Source |

⟨

Thursday, December 3, 2009


This post has been a long time coming, but hopefully after 4 years of applying my craft I can give a detailed view on my thoughts on scalping.

When I was a kid I collected basketball cards. There wasn't much of a greater thrill than opening up a new pack of cards and seeing what treasures awaited me. I would sort out the "commons" and pull out the rookies, superstars or inserts. From those cards I would then look them up in the monthly card magazine Beckett and see what was the quoted price for the month. A 92/93 Shaq rookie card - $10. Nice. I would relay the good news to my Dad and he would always answer my enthusiasm with the question "how much could you sell the card for?" I would then say that if I went to the card shop that I could probably get half of Beckett's quoted price or in this example $5. He would calmly reply that the card was then worth $5. This was confusing to me as a kid because I could see in print that the card was listed as $10. My Dad (being the Louis Rokeyser of North Jackson) would try to explain to me about the stock market, but all of this was above my head. His overall point was that the monetary value of a good was equal to what somebody would pay for it. Simple. Right?

I bring up that flashback into my childhood because I feel like it provides good context on how I view the world of scalping. I think scalping is free market capitalism at its best and worst. How much is a game worth? It is worth what you are willing to spend. The fact that a ticket has a face value of $125 only provides a starting point of what the ticket might actually be worth. Is it a $125 ticket to Duke-UNC at Cameron or is a $125 ticket to Twolves-Raptors? I think too many people think of a sporting ticket as if it is an Ipod you would buy at Target. You are wasting money if you go to and you buy a ticket for what they are charging you. This isn't Target. You can negotiate.

⟩

Material |

⟨

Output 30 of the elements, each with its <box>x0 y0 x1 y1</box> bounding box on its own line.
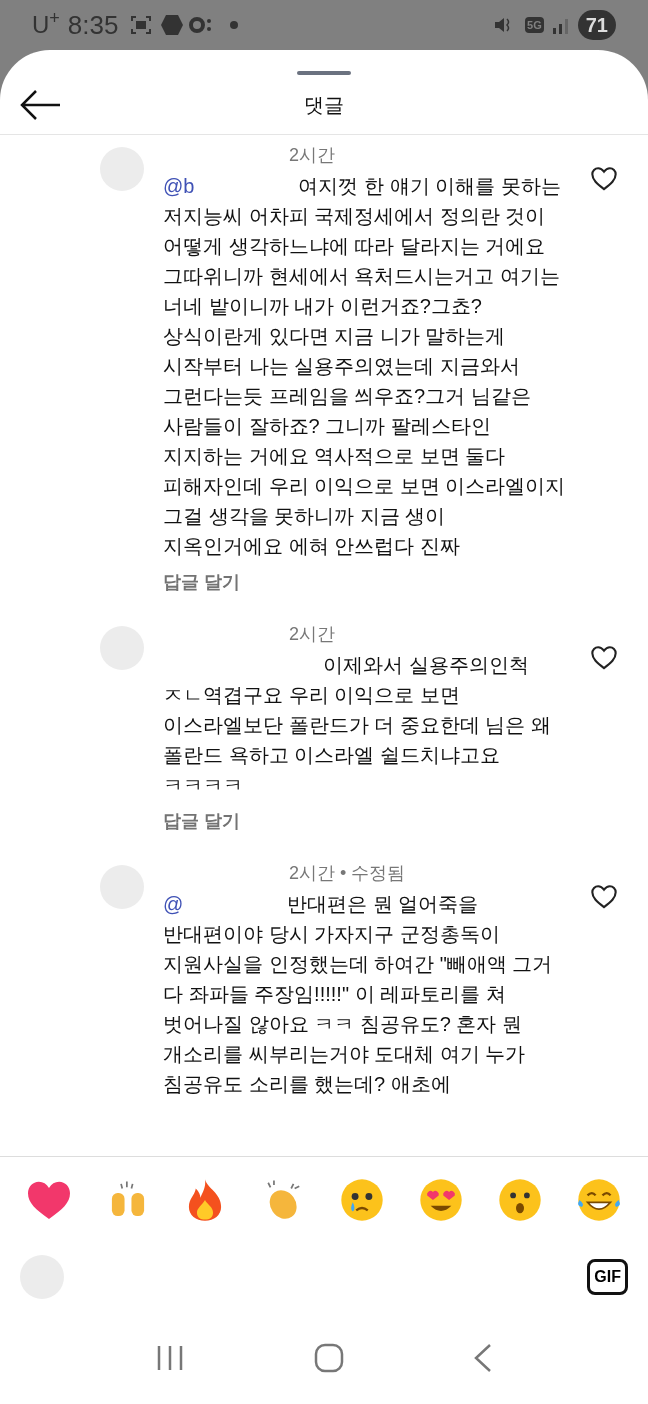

⟩

Task details | Can you carry the blog post on ticket scalping forward from its last sentence?

Expected output |
This is probably the #1 stumbling block for most people who might want to buy tickets through a scalper, but instead purchase the tickets from ticketmaster or the team. Where do you go to buy tickets? There have 3 different ways that I have purchased tickets through a 3rd party:

1. Street scalpers -

Approaching the Metrodome, Target Center, Exel Center, etc I am always greeted with the familiar calls of "tickets, who needs tickets." These are almost always men (I have never once dealt with a female ticket scalper) and should be situated as close as possible to the stadium. You should see and hear them and not have to go looking for scalpers, but some markets either have very few scalpers (US Cellular Field in Chicago) or have a designated scalping zone (Miller Park in Milwaukee). My experience is that I have probably bought 80% of my scalped tickets through the street scalpers.

2. Online -

I use and would recommend that site to anyone who wants to ease into the world of scalping tickets. The website has tickets to sporting events, concerts and theater. The website is very user friendly and it guarantees your tickets. I have probably bought tickets to a dozen games using stubhub and I have not once had any type of problem. All you have to do is go to the website, click on the team you want to see and stubhub lists out all of the upcoming games. You then click on the game you want to see and out comes a list of all the tickets you can buy at different prices. This is right next to the map of the stadium, so that you can see exactly where your tickets are.

One note - the price listed is less than you will pay for the tickets since there is a 10% stubhub service fee as well as a delivery fee.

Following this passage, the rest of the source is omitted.